• [Entries]

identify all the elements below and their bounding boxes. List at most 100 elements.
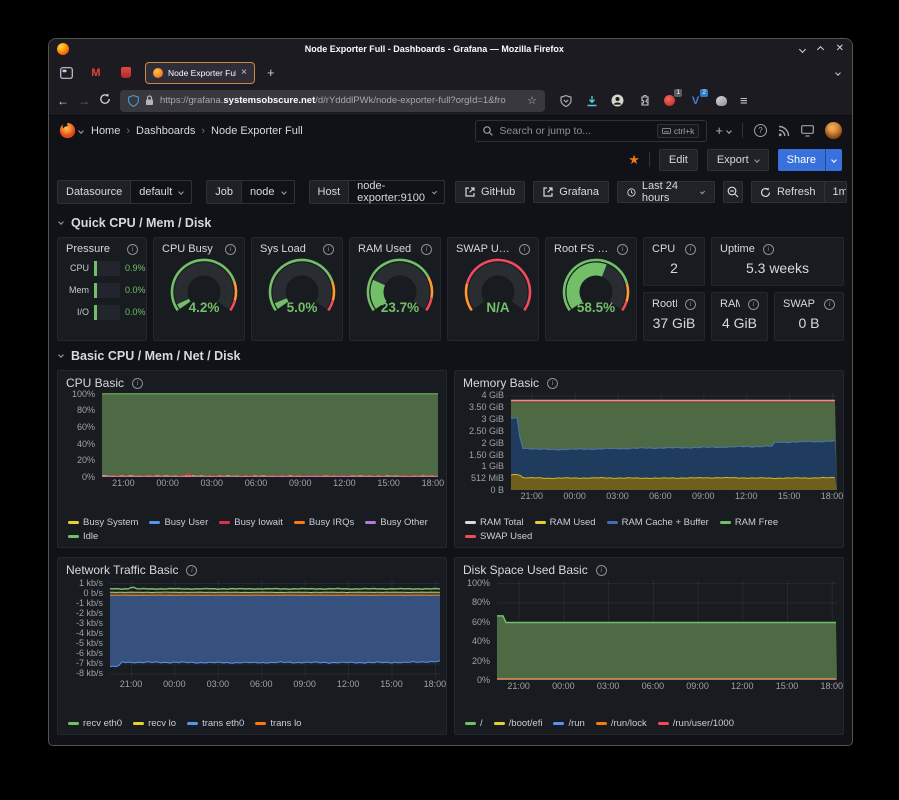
legend-item[interactable]: /boot/efi	[494, 718, 543, 729]
info-icon[interactable]: i	[186, 565, 197, 576]
downloads-icon[interactable]	[584, 93, 599, 108]
grafana-link-button[interactable]: Grafana	[533, 181, 609, 203]
info-icon[interactable]: i	[685, 244, 696, 255]
legend-item[interactable]: Busy System	[68, 517, 138, 528]
minimize-button[interactable]	[799, 45, 806, 52]
news-rss-icon[interactable]	[778, 125, 790, 137]
panel-title: Root FS Used	[554, 243, 609, 255]
back-button[interactable]: ←	[57, 94, 69, 108]
info-icon[interactable]: i	[748, 299, 759, 310]
menu-hamburger-icon[interactable]: ≡	[740, 93, 748, 108]
legend-label: Busy System	[83, 517, 138, 528]
network-traffic-chart[interactable]: 1 kb/s0 b/s-1 kb/s-2 kb/s-3 kb/s-4 kb/s-…	[66, 580, 438, 729]
x-tick-label: 09:00	[290, 679, 320, 689]
memory-basic-chart[interactable]: 0 B512 MiB1 GiB1.50 GiB2 GiB2.50 GiB3 Gi…	[463, 393, 835, 542]
pinned-tab-red-app[interactable]	[115, 63, 137, 83]
forward-button[interactable]: →	[78, 94, 90, 108]
new-tab-button[interactable]: +	[263, 65, 279, 80]
section-quick-cpu-mem-disk[interactable]: Quick CPU / Mem / Disk	[49, 208, 852, 235]
legend-item[interactable]: Idle	[68, 531, 98, 542]
legend-item[interactable]: trans lo	[255, 718, 301, 729]
info-icon[interactable]: i	[547, 378, 558, 389]
refresh-button[interactable]: Refresh	[752, 182, 824, 202]
job-select[interactable]: node	[241, 180, 294, 204]
bookmark-star-icon[interactable]: ☆	[527, 94, 537, 107]
maximize-button[interactable]	[817, 45, 824, 52]
legend-label: /boot/efi	[509, 718, 543, 729]
chevron-down-icon	[281, 189, 287, 195]
monitor-icon[interactable]	[801, 125, 814, 137]
search-input[interactable]: Search or jump to... ctrl+k	[475, 120, 707, 142]
url-bar[interactable]: https://grafana.systemsobscure.net/d/rYd…	[120, 90, 545, 112]
time-range-picker[interactable]: Last 24 hours	[617, 181, 715, 203]
host-select[interactable]: node-exporter:9100	[348, 180, 445, 204]
zoom-out-button[interactable]	[723, 181, 743, 203]
x-tick-label: 18:00	[817, 681, 844, 691]
help-icon[interactable]: ?	[754, 124, 767, 137]
legend-item[interactable]: recv lo	[133, 718, 176, 729]
export-button[interactable]: Export	[707, 149, 769, 171]
breadcrumb-dashboards[interactable]: Dashboards	[136, 125, 195, 137]
grafana-logo[interactable]	[59, 122, 83, 139]
extension-red-icon[interactable]: 1	[662, 93, 677, 108]
share-dropdown[interactable]	[825, 149, 842, 171]
legend-swatch	[465, 521, 476, 524]
reload-button[interactable]	[99, 92, 111, 110]
info-icon[interactable]: i	[421, 244, 432, 255]
tab-close-icon[interactable]: ×	[241, 67, 247, 78]
account-icon[interactable]	[610, 93, 625, 108]
refresh-interval-select[interactable]: 1m	[824, 182, 848, 202]
legend-item[interactable]: recv eth0	[68, 718, 122, 729]
info-icon[interactable]: i	[519, 244, 530, 255]
legend-item[interactable]: SWAP Used	[465, 531, 532, 542]
legend-item[interactable]: Busy IRQs	[294, 517, 354, 528]
legend-item[interactable]: Busy Iowait	[219, 517, 283, 528]
y-tick-label: 80%	[77, 405, 95, 415]
legend-item[interactable]: RAM Total	[465, 517, 524, 528]
info-icon[interactable]: i	[824, 299, 835, 310]
legend-item[interactable]: /run/lock	[596, 718, 647, 729]
legend-item[interactable]: /	[465, 718, 483, 729]
info-icon[interactable]: i	[685, 299, 696, 310]
section-basic-cpu-mem-net-disk[interactable]: Basic CPU / Mem / Net / Disk	[49, 341, 852, 368]
tracking-protection-shield-icon[interactable]	[128, 95, 139, 107]
legend-item[interactable]: RAM Free	[720, 517, 778, 528]
edit-button[interactable]: Edit	[659, 149, 698, 171]
user-avatar[interactable]	[825, 122, 842, 139]
legend-item[interactable]: trans eth0	[187, 718, 244, 729]
info-icon[interactable]: i	[225, 244, 236, 255]
favorite-star-icon[interactable]: ★	[628, 152, 640, 168]
disk-space-chart[interactable]: 0%20%40%60%80%100%21:0000:0003:0006:0009…	[463, 580, 835, 729]
cpu-basic-chart[interactable]: 0%20%40%60%80%100%21:0000:0003:0006:0009…	[66, 393, 438, 542]
share-button[interactable]: Share	[778, 149, 842, 171]
search-shortcut: ctrl+k	[657, 124, 700, 138]
info-icon[interactable]: i	[617, 244, 628, 255]
legend-item[interactable]: Busy User	[149, 517, 208, 528]
legend-item[interactable]: /run	[553, 718, 584, 729]
legend-item[interactable]: RAM Cache + Buffer	[607, 517, 709, 528]
y-tick-label: 4 GiB	[481, 390, 504, 400]
extension-paw-icon[interactable]	[714, 93, 729, 108]
list-all-tabs-icon[interactable]	[835, 70, 841, 76]
breadcrumb-home[interactable]: Home	[91, 125, 120, 137]
pocket-shield-icon[interactable]	[558, 93, 573, 108]
info-icon[interactable]: i	[596, 565, 607, 576]
extension-vimium-icon[interactable]: V 2	[688, 93, 703, 108]
github-link-button[interactable]: GitHub	[455, 181, 525, 203]
info-icon[interactable]: i	[132, 378, 143, 389]
info-icon[interactable]: i	[323, 244, 334, 255]
info-icon[interactable]: i	[127, 244, 138, 255]
window-titlebar[interactable]: Node Exporter Full - Dashboards - Grafan…	[49, 39, 852, 59]
info-icon[interactable]: i	[763, 244, 774, 255]
pinned-tab-gmail[interactable]: M	[85, 63, 107, 83]
close-window-button[interactable]: ✕	[836, 44, 844, 54]
firefox-view-icon[interactable]	[55, 63, 77, 83]
extensions-puzzle-icon[interactable]	[636, 93, 651, 108]
datasource-select[interactable]: default	[130, 180, 192, 204]
active-tab[interactable]: Node Exporter Full - Dashbo ×	[145, 62, 255, 84]
legend-item[interactable]: Busy Other	[365, 517, 428, 528]
legend-item[interactable]: /run/user/1000	[658, 718, 734, 729]
legend-item[interactable]: RAM Used	[535, 517, 596, 528]
x-tick-label: 03:00	[197, 478, 227, 488]
add-button[interactable]: +	[715, 123, 731, 138]
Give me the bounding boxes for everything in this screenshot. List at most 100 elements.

• [The task]
Find every line above that contains the string "trans", treating uppercase and lowercase as different, and copy each of those lines in full.

• [Result of this exercise]
legend-item[interactable]: trans lo	[255, 718, 301, 729]
legend-item[interactable]: trans eth0	[187, 718, 244, 729]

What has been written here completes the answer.